_Problem requirements_
Locate each line of the material that contains "this", then return it.

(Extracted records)
-------
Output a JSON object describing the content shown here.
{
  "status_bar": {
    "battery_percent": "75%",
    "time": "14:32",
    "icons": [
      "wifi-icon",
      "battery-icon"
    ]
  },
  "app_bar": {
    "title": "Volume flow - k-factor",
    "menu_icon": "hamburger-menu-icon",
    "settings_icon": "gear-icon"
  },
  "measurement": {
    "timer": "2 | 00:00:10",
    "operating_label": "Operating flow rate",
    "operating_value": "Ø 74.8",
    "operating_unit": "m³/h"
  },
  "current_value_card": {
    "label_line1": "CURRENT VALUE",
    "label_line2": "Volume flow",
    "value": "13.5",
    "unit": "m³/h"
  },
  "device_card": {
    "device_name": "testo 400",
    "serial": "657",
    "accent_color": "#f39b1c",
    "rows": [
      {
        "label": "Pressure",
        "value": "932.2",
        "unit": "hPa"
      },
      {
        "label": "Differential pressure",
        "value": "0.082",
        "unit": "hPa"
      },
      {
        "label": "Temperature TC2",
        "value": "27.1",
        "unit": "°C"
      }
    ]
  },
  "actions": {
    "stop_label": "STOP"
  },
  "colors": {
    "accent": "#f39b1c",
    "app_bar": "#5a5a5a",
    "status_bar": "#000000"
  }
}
-------
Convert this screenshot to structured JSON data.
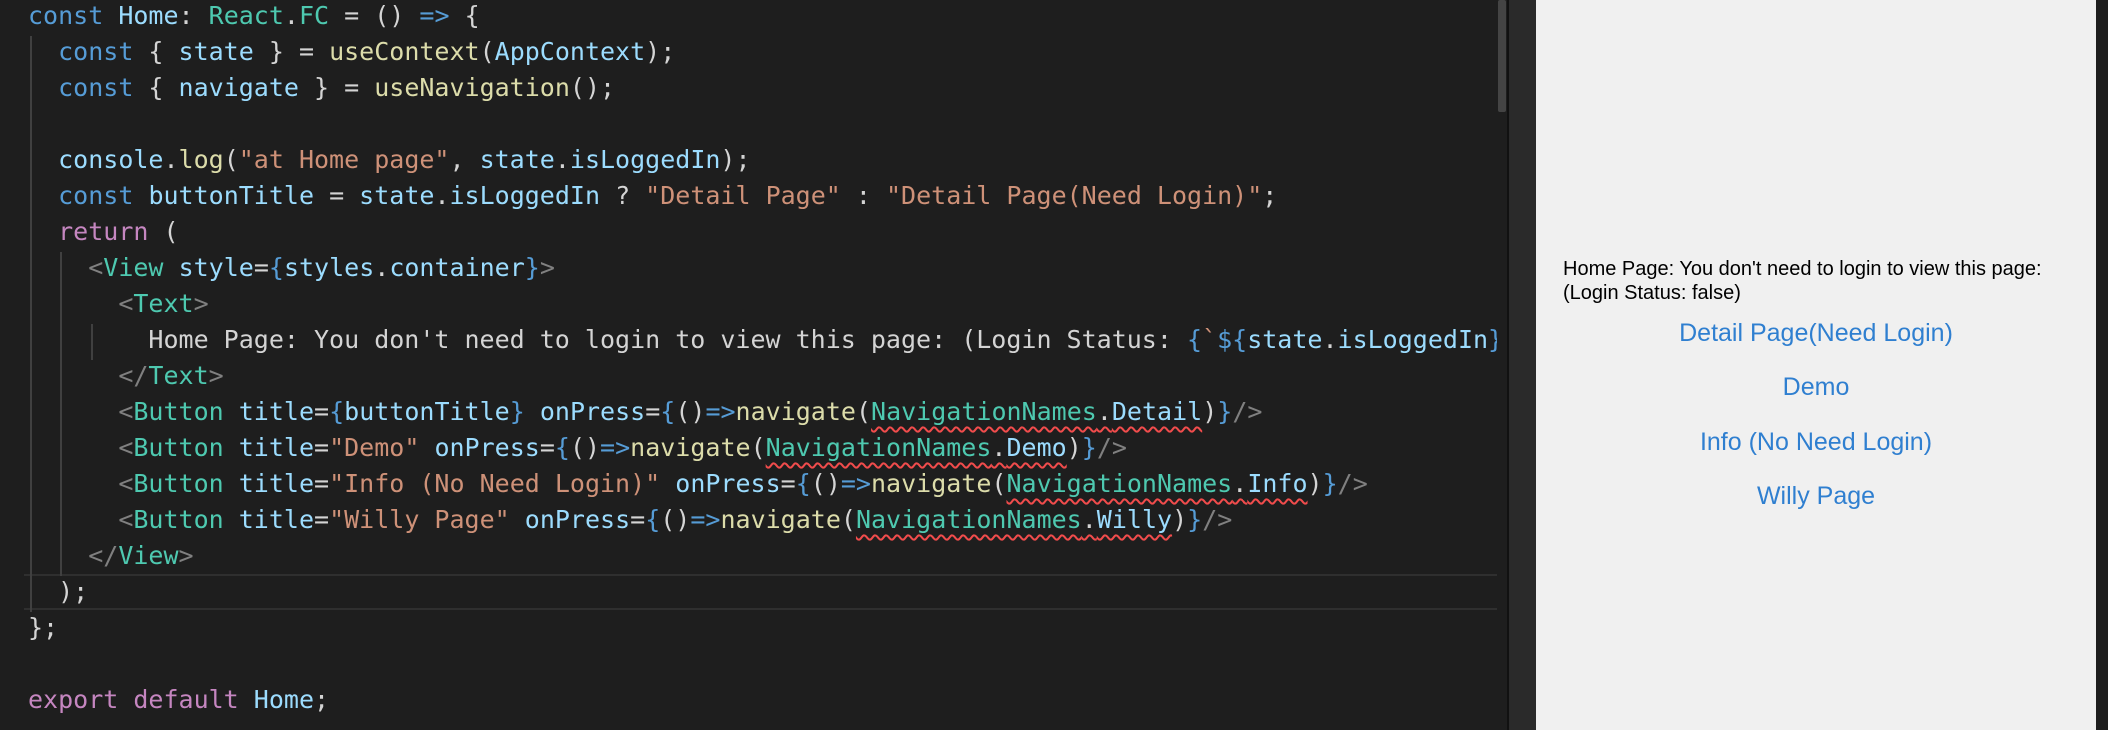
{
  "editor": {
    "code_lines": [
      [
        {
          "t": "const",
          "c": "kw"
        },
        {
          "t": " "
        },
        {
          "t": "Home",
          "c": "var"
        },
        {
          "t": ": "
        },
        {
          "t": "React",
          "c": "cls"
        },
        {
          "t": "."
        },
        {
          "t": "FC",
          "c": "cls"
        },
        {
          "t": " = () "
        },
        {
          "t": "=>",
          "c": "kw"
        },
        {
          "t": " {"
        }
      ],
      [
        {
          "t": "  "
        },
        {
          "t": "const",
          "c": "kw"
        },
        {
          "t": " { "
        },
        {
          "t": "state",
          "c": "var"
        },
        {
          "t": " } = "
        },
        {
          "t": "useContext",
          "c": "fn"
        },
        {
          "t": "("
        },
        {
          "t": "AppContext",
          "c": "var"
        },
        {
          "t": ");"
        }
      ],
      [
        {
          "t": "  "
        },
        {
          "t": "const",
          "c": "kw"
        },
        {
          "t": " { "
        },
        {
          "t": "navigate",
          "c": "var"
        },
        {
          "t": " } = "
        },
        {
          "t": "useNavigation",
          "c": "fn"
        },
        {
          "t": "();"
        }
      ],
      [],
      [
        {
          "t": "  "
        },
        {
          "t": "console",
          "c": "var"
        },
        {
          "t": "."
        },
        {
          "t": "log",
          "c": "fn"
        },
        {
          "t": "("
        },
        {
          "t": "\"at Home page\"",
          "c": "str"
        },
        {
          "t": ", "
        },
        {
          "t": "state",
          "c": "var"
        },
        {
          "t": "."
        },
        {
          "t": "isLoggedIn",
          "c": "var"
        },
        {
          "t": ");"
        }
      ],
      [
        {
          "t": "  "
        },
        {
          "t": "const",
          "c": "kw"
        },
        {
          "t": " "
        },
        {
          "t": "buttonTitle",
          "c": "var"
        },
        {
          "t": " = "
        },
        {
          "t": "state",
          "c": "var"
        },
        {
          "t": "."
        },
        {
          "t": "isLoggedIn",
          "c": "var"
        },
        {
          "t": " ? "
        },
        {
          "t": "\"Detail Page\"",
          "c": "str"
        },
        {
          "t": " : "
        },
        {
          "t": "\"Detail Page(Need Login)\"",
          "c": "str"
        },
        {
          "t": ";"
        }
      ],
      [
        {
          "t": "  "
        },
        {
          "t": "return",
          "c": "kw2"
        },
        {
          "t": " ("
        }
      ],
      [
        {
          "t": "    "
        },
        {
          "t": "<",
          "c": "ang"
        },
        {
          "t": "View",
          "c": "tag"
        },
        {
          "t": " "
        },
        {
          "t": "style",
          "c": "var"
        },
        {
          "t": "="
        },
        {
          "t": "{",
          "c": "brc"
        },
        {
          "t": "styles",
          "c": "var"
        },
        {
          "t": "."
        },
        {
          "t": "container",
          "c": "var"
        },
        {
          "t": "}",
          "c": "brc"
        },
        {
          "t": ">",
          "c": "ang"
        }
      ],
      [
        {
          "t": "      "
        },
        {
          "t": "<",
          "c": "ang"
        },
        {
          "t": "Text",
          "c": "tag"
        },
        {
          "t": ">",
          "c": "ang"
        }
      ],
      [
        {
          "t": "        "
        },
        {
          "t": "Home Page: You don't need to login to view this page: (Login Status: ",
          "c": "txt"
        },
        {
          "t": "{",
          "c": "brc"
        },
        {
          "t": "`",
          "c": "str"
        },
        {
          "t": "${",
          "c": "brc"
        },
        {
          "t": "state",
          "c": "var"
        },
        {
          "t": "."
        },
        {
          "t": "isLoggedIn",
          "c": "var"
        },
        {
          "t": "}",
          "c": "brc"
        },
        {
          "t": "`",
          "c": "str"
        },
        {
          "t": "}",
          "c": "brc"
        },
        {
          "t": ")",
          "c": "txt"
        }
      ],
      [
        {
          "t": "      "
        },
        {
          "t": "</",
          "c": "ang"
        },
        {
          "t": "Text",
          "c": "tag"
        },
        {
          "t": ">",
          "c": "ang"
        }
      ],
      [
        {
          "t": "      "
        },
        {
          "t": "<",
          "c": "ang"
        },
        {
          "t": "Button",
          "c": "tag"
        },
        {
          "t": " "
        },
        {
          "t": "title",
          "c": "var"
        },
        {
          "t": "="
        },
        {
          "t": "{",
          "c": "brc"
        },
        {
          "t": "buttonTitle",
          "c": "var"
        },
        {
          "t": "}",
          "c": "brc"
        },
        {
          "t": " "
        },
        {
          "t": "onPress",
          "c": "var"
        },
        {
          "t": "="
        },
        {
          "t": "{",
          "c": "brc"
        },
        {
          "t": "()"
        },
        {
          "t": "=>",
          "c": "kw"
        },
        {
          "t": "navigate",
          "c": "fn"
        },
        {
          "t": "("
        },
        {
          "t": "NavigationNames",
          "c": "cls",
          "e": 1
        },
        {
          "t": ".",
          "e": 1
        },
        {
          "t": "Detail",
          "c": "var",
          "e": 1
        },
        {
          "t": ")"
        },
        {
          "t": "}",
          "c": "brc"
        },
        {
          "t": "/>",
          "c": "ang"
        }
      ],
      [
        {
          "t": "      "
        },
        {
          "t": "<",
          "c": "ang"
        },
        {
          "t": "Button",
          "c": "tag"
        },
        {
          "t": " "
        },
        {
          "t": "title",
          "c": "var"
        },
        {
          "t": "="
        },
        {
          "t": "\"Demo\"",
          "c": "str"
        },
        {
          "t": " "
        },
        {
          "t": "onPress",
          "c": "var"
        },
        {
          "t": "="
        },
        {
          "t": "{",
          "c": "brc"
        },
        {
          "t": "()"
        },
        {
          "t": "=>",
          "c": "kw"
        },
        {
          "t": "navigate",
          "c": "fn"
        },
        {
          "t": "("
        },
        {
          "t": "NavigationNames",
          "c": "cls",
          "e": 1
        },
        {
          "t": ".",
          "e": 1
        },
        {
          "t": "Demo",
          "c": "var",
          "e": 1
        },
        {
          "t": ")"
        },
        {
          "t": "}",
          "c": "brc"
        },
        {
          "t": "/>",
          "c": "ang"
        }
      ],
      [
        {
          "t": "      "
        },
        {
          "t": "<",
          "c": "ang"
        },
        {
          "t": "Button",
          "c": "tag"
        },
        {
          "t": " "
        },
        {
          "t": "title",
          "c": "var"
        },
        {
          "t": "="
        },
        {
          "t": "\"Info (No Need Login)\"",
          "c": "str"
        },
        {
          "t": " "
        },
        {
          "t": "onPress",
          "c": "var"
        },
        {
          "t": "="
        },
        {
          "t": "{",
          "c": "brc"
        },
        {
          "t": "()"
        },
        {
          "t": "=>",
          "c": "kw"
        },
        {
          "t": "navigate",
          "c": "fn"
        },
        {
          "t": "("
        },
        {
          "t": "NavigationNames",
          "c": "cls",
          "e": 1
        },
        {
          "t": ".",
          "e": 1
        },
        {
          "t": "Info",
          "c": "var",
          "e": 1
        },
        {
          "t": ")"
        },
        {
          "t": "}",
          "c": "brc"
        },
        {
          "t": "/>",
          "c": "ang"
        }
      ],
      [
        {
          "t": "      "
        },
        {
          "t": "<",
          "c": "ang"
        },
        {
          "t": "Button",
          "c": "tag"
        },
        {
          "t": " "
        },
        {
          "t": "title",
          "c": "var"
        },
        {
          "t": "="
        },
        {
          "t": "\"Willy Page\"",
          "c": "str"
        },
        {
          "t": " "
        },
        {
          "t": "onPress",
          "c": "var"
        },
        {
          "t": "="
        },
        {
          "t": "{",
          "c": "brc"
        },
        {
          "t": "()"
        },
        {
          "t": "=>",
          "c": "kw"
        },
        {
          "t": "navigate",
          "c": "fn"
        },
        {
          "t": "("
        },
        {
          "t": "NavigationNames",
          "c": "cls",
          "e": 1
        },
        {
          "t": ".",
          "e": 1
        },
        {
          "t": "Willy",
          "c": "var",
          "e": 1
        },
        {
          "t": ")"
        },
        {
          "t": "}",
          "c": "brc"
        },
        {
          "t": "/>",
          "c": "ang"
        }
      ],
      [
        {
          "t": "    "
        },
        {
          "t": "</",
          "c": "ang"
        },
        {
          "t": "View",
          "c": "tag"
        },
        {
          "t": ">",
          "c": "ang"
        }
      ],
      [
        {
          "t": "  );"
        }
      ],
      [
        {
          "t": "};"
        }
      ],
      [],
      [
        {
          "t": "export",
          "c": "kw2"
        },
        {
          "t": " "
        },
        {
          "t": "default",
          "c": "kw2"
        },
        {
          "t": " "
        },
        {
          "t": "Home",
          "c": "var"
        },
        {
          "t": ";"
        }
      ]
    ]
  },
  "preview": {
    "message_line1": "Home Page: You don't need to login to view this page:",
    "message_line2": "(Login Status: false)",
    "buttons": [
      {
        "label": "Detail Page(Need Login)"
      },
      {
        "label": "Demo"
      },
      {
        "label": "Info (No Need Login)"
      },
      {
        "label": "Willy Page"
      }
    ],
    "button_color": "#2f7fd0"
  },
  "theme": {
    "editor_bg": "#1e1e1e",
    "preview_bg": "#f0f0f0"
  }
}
-------
_Task output_
Convert this screenshot to structured JSON data.
          "t": "Home Page: You don't need to login to view this page: (Login Status: ",
    "message_line1": "Home Page: You don't need to login to view this page:",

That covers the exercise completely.